> [Task brief]
List, from the lines below, each one with "大同社区" in it.

> [Records supplied]
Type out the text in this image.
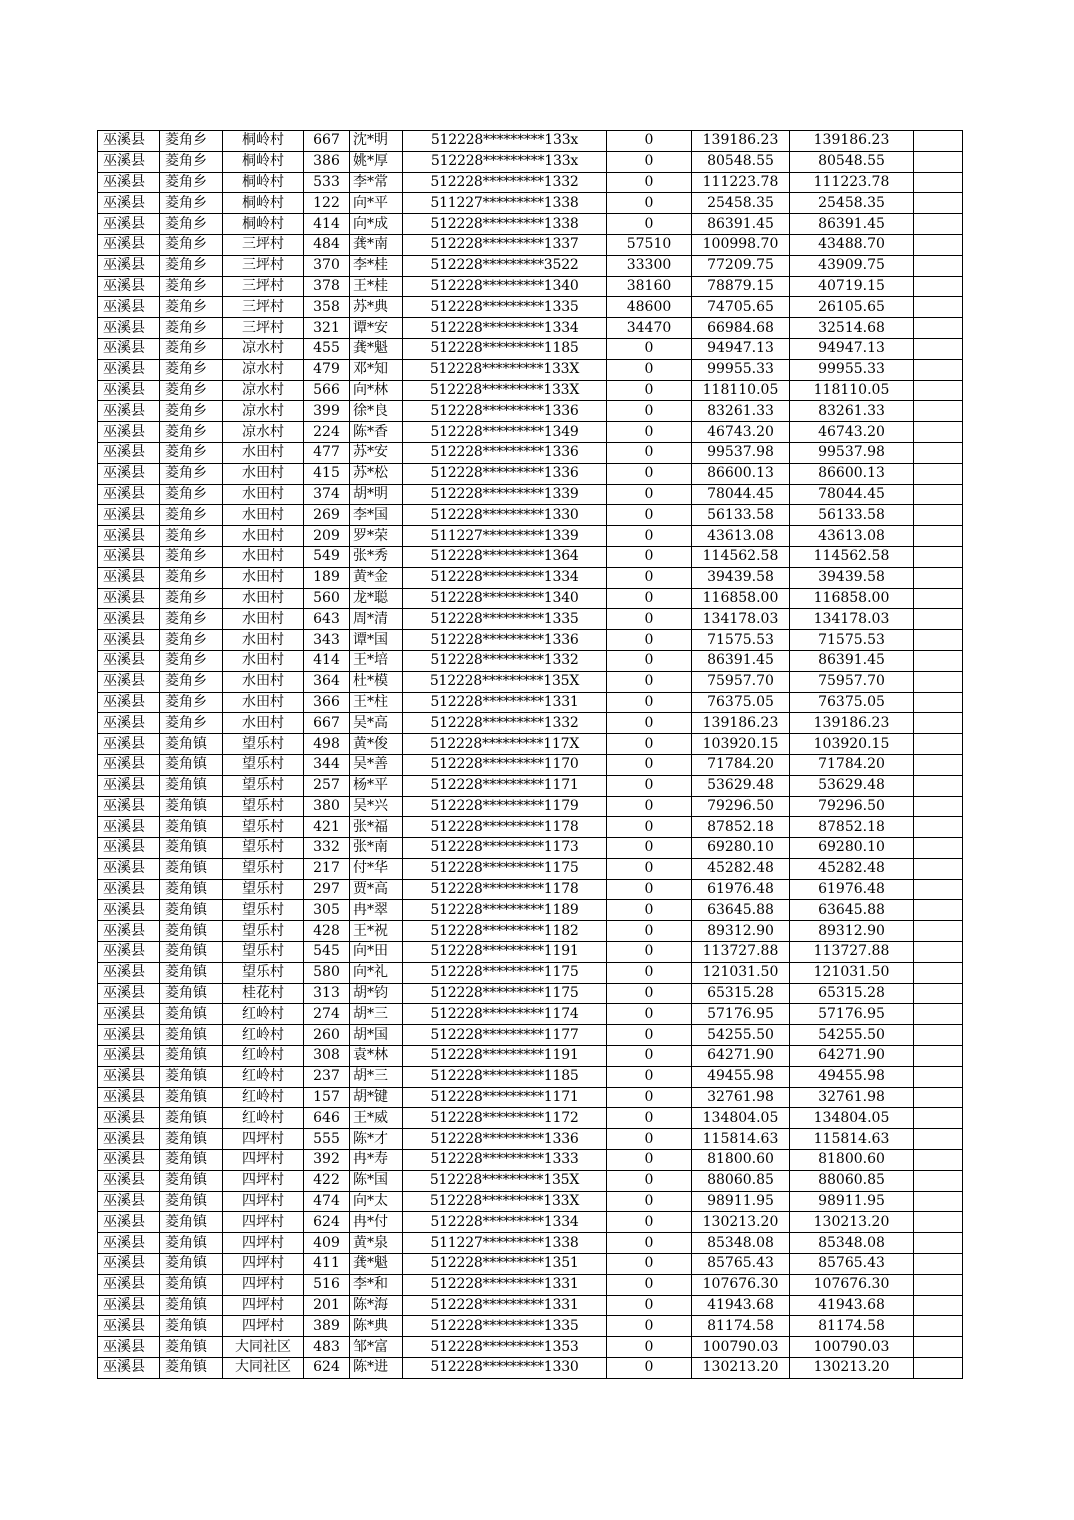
巫溪县	菱角乡	桐岭村	667	沈*明	512228*********133x	0	139186.23	139186.23	
巫溪县	菱角乡	桐岭村	386	姚*厚	512228*********133x	0	80548.55	80548.55	
巫溪县	菱角乡	桐岭村	533	李*常	512228*********1332	0	111223.78	111223.78	
巫溪县	菱角乡	桐岭村	122	向*平	511227*********1338	0	25458.35	25458.35	
巫溪县	菱角乡	桐岭村	414	向*成	512228*********1338	0	86391.45	86391.45	
巫溪县	菱角乡	三坪村	484	龚*南	512228*********1337	57510	100998.70	43488.70	
巫溪县	菱角乡	三坪村	370	李*桂	512228*********3522	33300	77209.75	43909.75	
巫溪县	菱角乡	三坪村	378	王*桂	512228*********1340	38160	78879.15	40719.15	
巫溪县	菱角乡	三坪村	358	苏*典	512228*********1335	48600	74705.65	26105.65	
巫溪县	菱角乡	三坪村	321	谭*安	512228*********1334	34470	66984.68	32514.68	
巫溪县	菱角乡	凉水村	455	龚*魁	512228*********1185	0	94947.13	94947.13	
巫溪县	菱角乡	凉水村	479	邓*知	512228*********133X	0	99955.33	99955.33	
巫溪县	菱角乡	凉水村	566	向*林	512228*********133X	0	118110.05	118110.05	
巫溪县	菱角乡	凉水村	399	徐*良	512228*********1336	0	83261.33	83261.33	
巫溪县	菱角乡	凉水村	224	陈*香	512228*********1349	0	46743.20	46743.20	
巫溪县	菱角乡	水田村	477	苏*安	512228*********1336	0	99537.98	99537.98	
巫溪县	菱角乡	水田村	415	苏*松	512228*********1336	0	86600.13	86600.13	
巫溪县	菱角乡	水田村	374	胡*明	512228*********1339	0	78044.45	78044.45	
巫溪县	菱角乡	水田村	269	李*国	512228*********1330	0	56133.58	56133.58	
巫溪县	菱角乡	水田村	209	罗*荣	511227*********1339	0	43613.08	43613.08	
巫溪县	菱角乡	水田村	549	张*秀	512228*********1364	0	114562.58	114562.58	
巫溪县	菱角乡	水田村	189	黄*金	512228*********1334	0	39439.58	39439.58	
巫溪县	菱角乡	水田村	560	龙*聪	512228*********1340	0	116858.00	116858.00	
巫溪县	菱角乡	水田村	643	周*清	512228*********1335	0	134178.03	134178.03	
巫溪县	菱角乡	水田村	343	谭*国	512228*********1336	0	71575.53	71575.53	
巫溪县	菱角乡	水田村	414	王*培	512228*********1332	0	86391.45	86391.45	
巫溪县	菱角乡	水田村	364	杜*模	512228*********135X	0	75957.70	75957.70	
巫溪县	菱角乡	水田村	366	王*柱	512228*********1331	0	76375.05	76375.05	
巫溪县	菱角乡	水田村	667	吴*高	512228*********1332	0	139186.23	139186.23	
巫溪县	菱角镇	望乐村	498	黄*俊	512228*********117X	0	103920.15	103920.15	
巫溪县	菱角镇	望乐村	344	吴*善	512228*********1170	0	71784.20	71784.20	
巫溪县	菱角镇	望乐村	257	杨*平	512228*********1171	0	53629.48	53629.48	
巫溪县	菱角镇	望乐村	380	吴*兴	512228*********1179	0	79296.50	79296.50	
巫溪县	菱角镇	望乐村	421	张*福	512228*********1178	0	87852.18	87852.18	
巫溪县	菱角镇	望乐村	332	张*南	512228*********1173	0	69280.10	69280.10	
巫溪县	菱角镇	望乐村	217	付*华	512228*********1175	0	45282.48	45282.48	
巫溪县	菱角镇	望乐村	297	贾*高	512228*********1178	0	61976.48	61976.48	
巫溪县	菱角镇	望乐村	305	冉*翠	512228*********1189	0	63645.88	63645.88	
巫溪县	菱角镇	望乐村	428	王*祝	512228*********1182	0	89312.90	89312.90	
巫溪县	菱角镇	望乐村	545	向*田	512228*********1191	0	113727.88	113727.88	
巫溪县	菱角镇	望乐村	580	向*礼	512228*********1175	0	121031.50	121031.50	
巫溪县	菱角镇	桂花村	313	胡*钧	512228*********1175	0	65315.28	65315.28	
巫溪县	菱角镇	红岭村	274	胡*三	512228*********1174	0	57176.95	57176.95	
巫溪县	菱角镇	红岭村	260	胡*国	512228*********1177	0	54255.50	54255.50	
巫溪县	菱角镇	红岭村	308	袁*林	512228*********1191	0	64271.90	64271.90	
巫溪县	菱角镇	红岭村	237	胡*三	512228*********1185	0	49455.98	49455.98	
巫溪县	菱角镇	红岭村	157	胡*键	512228*********1171	0	32761.98	32761.98	
巫溪县	菱角镇	红岭村	646	王*威	512228*********1172	0	134804.05	134804.05	
巫溪县	菱角镇	四坪村	555	陈*才	512228*********1336	0	115814.63	115814.63	
巫溪县	菱角镇	四坪村	392	冉*寿	512228*********1333	0	81800.60	81800.60	
巫溪县	菱角镇	四坪村	422	陈*国	512228*********135X	0	88060.85	88060.85	
巫溪县	菱角镇	四坪村	474	向*太	512228*********133X	0	98911.95	98911.95	
巫溪县	菱角镇	四坪村	624	冉*付	512228*********1334	0	130213.20	130213.20	
巫溪县	菱角镇	四坪村	409	黄*泉	511227*********1338	0	85348.08	85348.08	
巫溪县	菱角镇	四坪村	411	龚*魁	512228*********1351	0	85765.43	85765.43	
巫溪县	菱角镇	四坪村	516	李*和	512228*********1331	0	107676.30	107676.30	
巫溪县	菱角镇	四坪村	201	陈*海	512228*********1331	0	41943.68	41943.68	
巫溪县	菱角镇	四坪村	389	陈*典	512228*********1335	0	81174.58	81174.58	
巫溪县	菱角镇	大同社区	483	邹*富	512228*********1353	0	100790.03	100790.03	
巫溪县	菱角镇	大同社区	624	陈*进	512228*********1330	0	130213.20	130213.20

> [Response to the task]
巫溪县	菱角镇	大同社区	483	邹*富	512228*********1353	0	100790.03	100790.03	
巫溪县	菱角镇	大同社区	624	陈*进	512228*********1330	0	130213.20	130213.20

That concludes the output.